Copy each line below exactly and leave the pictures out.

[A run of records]
>>>>>
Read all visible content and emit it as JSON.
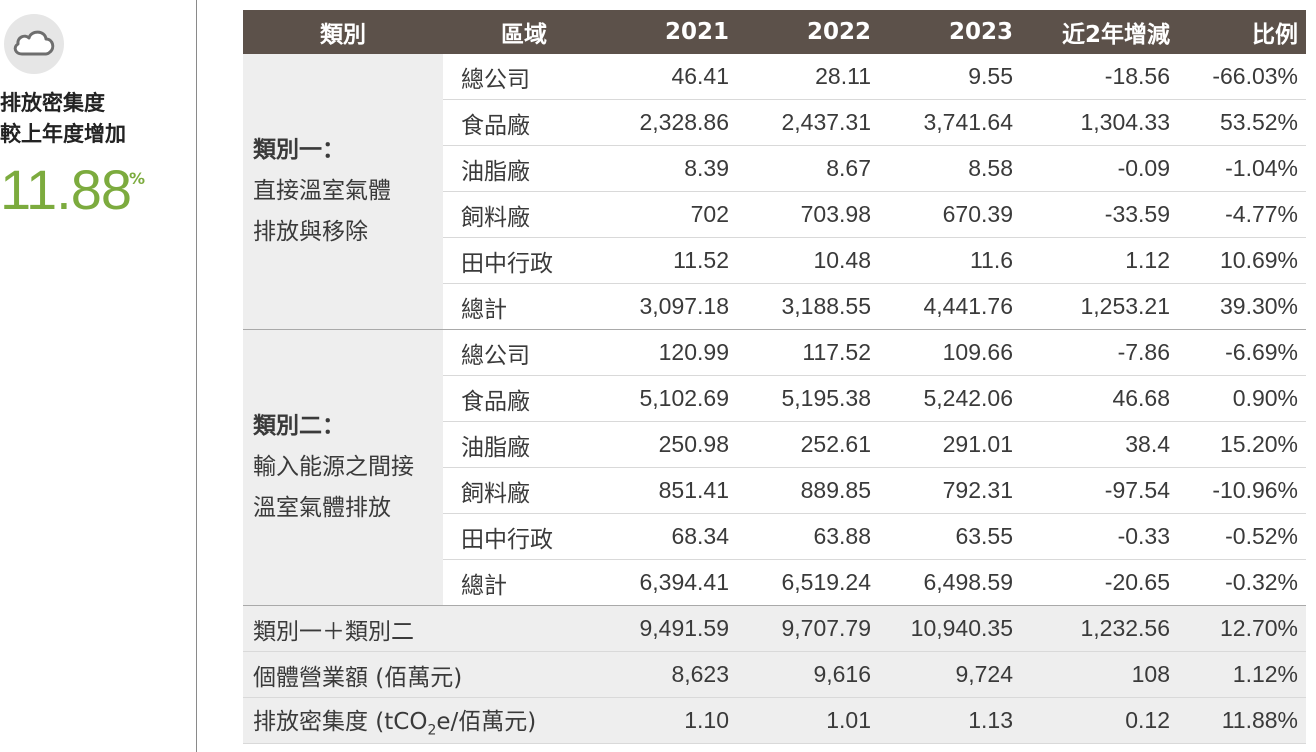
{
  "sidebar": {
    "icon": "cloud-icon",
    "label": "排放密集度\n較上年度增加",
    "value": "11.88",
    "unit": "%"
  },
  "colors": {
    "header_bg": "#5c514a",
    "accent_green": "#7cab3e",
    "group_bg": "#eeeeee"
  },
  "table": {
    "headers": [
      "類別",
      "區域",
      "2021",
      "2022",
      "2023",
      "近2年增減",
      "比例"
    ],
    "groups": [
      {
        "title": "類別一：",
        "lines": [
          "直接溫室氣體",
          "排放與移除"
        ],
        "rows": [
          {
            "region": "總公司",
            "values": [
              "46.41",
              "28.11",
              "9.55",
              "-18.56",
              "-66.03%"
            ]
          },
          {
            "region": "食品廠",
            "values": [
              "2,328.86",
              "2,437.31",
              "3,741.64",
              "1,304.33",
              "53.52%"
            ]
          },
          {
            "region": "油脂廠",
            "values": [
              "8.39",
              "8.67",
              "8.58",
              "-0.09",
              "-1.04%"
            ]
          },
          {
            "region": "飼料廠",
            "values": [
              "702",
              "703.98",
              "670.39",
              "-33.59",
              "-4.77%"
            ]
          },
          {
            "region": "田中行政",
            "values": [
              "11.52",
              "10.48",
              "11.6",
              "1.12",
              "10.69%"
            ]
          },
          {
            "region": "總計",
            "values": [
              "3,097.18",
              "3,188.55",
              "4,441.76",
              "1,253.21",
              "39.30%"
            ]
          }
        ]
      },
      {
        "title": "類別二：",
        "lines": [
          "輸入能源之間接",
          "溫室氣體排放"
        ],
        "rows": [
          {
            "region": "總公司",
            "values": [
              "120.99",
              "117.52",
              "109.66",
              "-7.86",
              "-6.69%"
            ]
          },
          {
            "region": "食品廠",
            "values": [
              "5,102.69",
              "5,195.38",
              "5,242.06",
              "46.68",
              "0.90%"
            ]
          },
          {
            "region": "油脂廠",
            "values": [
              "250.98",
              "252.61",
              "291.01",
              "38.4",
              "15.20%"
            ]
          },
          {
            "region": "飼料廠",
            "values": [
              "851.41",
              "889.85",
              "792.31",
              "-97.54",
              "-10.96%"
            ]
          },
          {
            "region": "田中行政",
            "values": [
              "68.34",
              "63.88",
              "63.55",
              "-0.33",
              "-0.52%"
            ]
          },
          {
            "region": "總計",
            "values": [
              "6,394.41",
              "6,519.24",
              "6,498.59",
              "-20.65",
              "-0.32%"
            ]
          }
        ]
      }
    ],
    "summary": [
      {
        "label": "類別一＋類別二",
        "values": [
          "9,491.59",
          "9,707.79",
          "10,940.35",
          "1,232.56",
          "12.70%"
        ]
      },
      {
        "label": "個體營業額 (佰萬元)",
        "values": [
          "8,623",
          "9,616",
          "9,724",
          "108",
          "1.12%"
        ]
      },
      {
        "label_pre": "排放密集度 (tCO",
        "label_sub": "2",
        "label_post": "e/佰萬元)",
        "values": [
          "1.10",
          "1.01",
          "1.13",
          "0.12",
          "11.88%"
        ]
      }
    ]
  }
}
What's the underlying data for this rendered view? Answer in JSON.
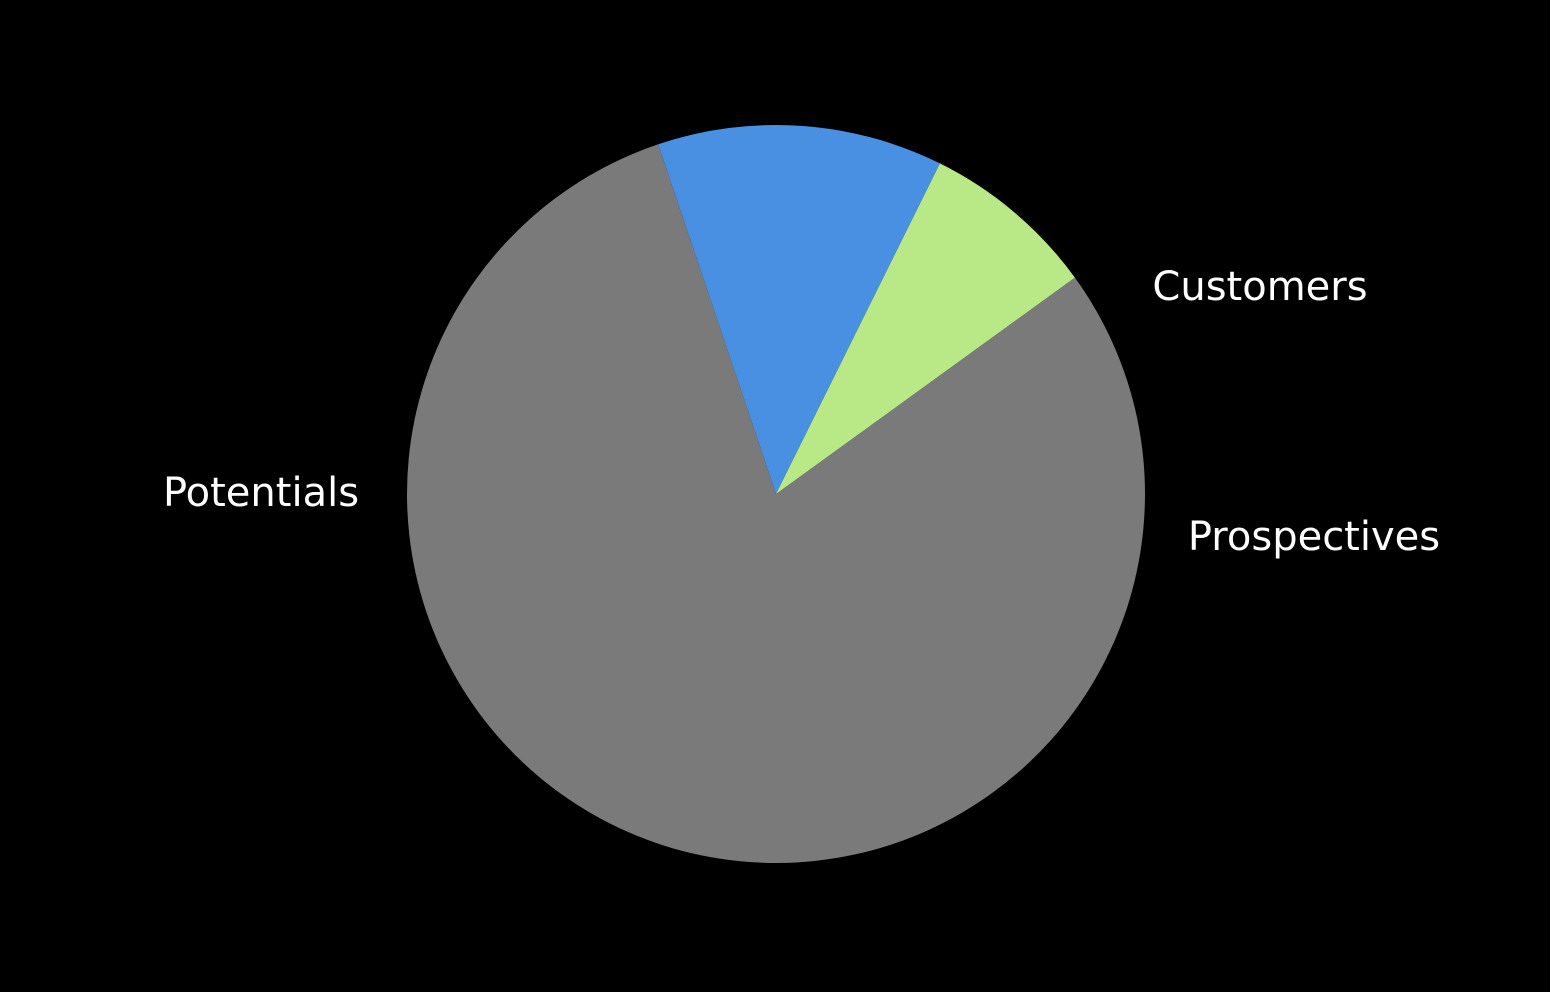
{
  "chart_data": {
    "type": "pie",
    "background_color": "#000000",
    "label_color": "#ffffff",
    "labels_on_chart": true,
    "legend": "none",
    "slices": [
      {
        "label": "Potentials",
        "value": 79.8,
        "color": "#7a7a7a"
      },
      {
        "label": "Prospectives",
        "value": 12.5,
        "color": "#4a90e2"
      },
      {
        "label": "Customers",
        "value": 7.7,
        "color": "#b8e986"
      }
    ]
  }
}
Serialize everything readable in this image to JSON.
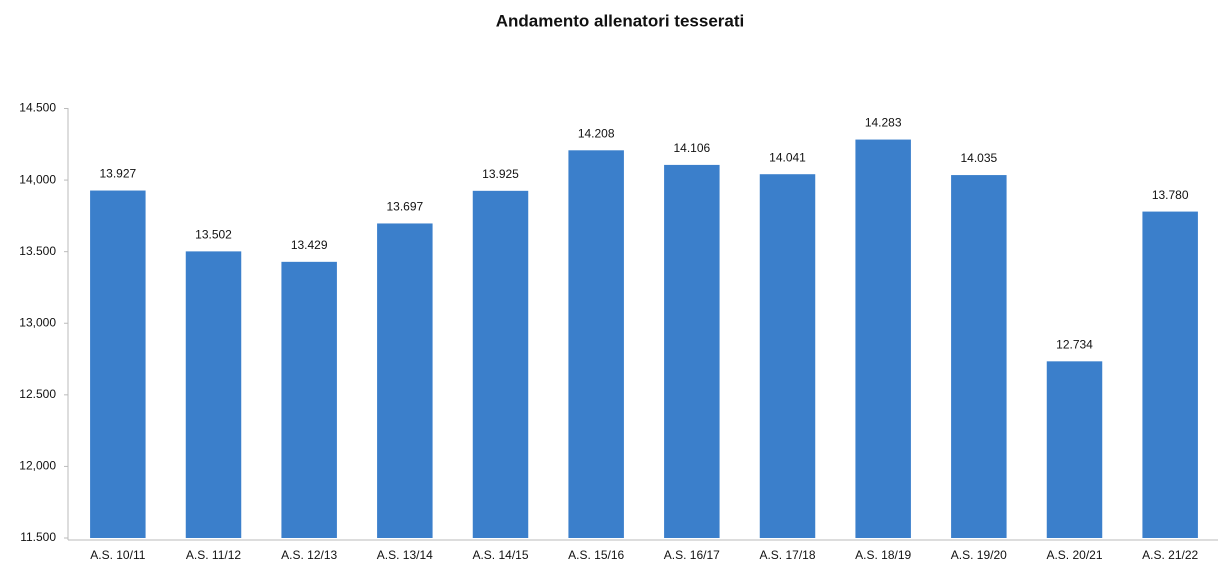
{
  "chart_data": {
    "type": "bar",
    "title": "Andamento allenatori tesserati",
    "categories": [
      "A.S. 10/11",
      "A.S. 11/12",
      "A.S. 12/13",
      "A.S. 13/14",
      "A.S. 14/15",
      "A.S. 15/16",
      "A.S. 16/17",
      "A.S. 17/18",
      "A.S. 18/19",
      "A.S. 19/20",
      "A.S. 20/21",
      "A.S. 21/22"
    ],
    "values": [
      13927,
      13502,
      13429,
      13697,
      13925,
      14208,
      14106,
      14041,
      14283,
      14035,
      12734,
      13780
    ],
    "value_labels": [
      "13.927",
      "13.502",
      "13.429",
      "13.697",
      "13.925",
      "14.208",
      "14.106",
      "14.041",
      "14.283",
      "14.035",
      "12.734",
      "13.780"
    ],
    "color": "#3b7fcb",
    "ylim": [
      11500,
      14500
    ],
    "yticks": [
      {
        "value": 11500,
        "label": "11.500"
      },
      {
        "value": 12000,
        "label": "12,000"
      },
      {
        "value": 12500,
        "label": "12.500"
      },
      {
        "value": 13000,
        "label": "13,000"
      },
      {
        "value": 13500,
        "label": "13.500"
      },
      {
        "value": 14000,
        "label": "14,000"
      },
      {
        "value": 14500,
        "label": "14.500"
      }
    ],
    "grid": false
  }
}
<<<<<
## RESULT OF THIS EXERCISE
Read all visible content and emit it as JSON.
{
  "sidebar": {
    "icon": "cloud-icon",
    "label": "排放密集度\n較上年度增加",
    "value": "11.88",
    "unit": "%"
  },
  "colors": {
    "header_bg": "#5c514a",
    "accent_green": "#7cab3e",
    "group_bg": "#eeeeee"
  },
  "table": {
    "headers": [
      "類別",
      "區域",
      "2021",
      "2022",
      "2023",
      "近2年增減",
      "比例"
    ],
    "groups": [
      {
        "title": "類別一：",
        "lines": [
          "直接溫室氣體",
          "排放與移除"
        ],
        "rows": [
          {
            "region": "總公司",
            "values": [
              "46.41",
              "28.11",
              "9.55",
              "-18.56",
              "-66.03%"
            ]
          },
          {
            "region": "食品廠",
            "values": [
              "2,328.86",
              "2,437.31",
              "3,741.64",
              "1,304.33",
              "53.52%"
            ]
          },
          {
            "region": "油脂廠",
            "values": [
              "8.39",
              "8.67",
              "8.58",
              "-0.09",
              "-1.04%"
            ]
          },
          {
            "region": "飼料廠",
            "values": [
              "702",
              "703.98",
              "670.39",
              "-33.59",
              "-4.77%"
            ]
          },
          {
            "region": "田中行政",
            "values": [
              "11.52",
              "10.48",
              "11.6",
              "1.12",
              "10.69%"
            ]
          },
          {
            "region": "總計",
            "values": [
              "3,097.18",
              "3,188.55",
              "4,441.76",
              "1,253.21",
              "39.30%"
            ]
          }
        ]
      },
      {
        "title": "類別二：",
        "lines": [
          "輸入能源之間接",
          "溫室氣體排放"
        ],
        "rows": [
          {
            "region": "總公司",
            "values": [
              "120.99",
              "117.52",
              "109.66",
              "-7.86",
              "-6.69%"
            ]
          },
          {
            "region": "食品廠",
            "values": [
              "5,102.69",
              "5,195.38",
              "5,242.06",
              "46.68",
              "0.90%"
            ]
          },
          {
            "region": "油脂廠",
            "values": [
              "250.98",
              "252.61",
              "291.01",
              "38.4",
              "15.20%"
            ]
          },
          {
            "region": "飼料廠",
            "values": [
              "851.41",
              "889.85",
              "792.31",
              "-97.54",
              "-10.96%"
            ]
          },
          {
            "region": "田中行政",
            "values": [
              "68.34",
              "63.88",
              "63.55",
              "-0.33",
              "-0.52%"
            ]
          },
          {
            "region": "總計",
            "values": [
              "6,394.41",
              "6,519.24",
              "6,498.59",
              "-20.65",
              "-0.32%"
            ]
          }
        ]
      }
    ],
    "summary": [
      {
        "label": "類別一＋類別二",
        "values": [
          "9,491.59",
          "9,707.79",
          "10,940.35",
          "1,232.56",
          "12.70%"
        ]
      },
      {
        "label": "個體營業額 (佰萬元)",
        "values": [
          "8,623",
          "9,616",
          "9,724",
          "108",
          "1.12%"
        ]
      },
      {
        "label_pre": "排放密集度 (tCO",
        "label_sub": "2",
        "label_post": "e/佰萬元)",
        "values": [
          "1.10",
          "1.01",
          "1.13",
          "0.12",
          "11.88%"
        ]
      }
    ]
  }
}
What's the underlying data for this rendered view? Answer in JSON.
{
  "chart_data": {
    "type": "pie",
    "background_color": "#000000",
    "label_color": "#ffffff",
    "labels_on_chart": true,
    "legend": "none",
    "slices": [
      {
        "label": "Potentials",
        "value": 79.8,
        "color": "#7a7a7a"
      },
      {
        "label": "Prospectives",
        "value": 12.5,
        "color": "#4a90e2"
      },
      {
        "label": "Customers",
        "value": 7.7,
        "color": "#b8e986"
      }
    ]
  }
}
Serialize everything readable in this image to JSON.
{
  "chart_data": {
    "type": "bar",
    "title": "Andamento allenatori tesserati",
    "categories": [
      "A.S. 10/11",
      "A.S. 11/12",
      "A.S. 12/13",
      "A.S. 13/14",
      "A.S. 14/15",
      "A.S. 15/16",
      "A.S. 16/17",
      "A.S. 17/18",
      "A.S. 18/19",
      "A.S. 19/20",
      "A.S. 20/21",
      "A.S. 21/22"
    ],
    "values": [
      13927,
      13502,
      13429,
      13697,
      13925,
      14208,
      14106,
      14041,
      14283,
      14035,
      12734,
      13780
    ],
    "value_labels": [
      "13.927",
      "13.502",
      "13.429",
      "13.697",
      "13.925",
      "14.208",
      "14.106",
      "14.041",
      "14.283",
      "14.035",
      "12.734",
      "13.780"
    ],
    "color": "#3b7fcb",
    "ylim": [
      11500,
      14500
    ],
    "yticks": [
      {
        "value": 11500,
        "label": "11.500"
      },
      {
        "value": 12000,
        "label": "12,000"
      },
      {
        "value": 12500,
        "label": "12.500"
      },
      {
        "value": 13000,
        "label": "13,000"
      },
      {
        "value": 13500,
        "label": "13.500"
      },
      {
        "value": 14000,
        "label": "14,000"
      },
      {
        "value": 14500,
        "label": "14.500"
      }
    ],
    "grid": false
  }
}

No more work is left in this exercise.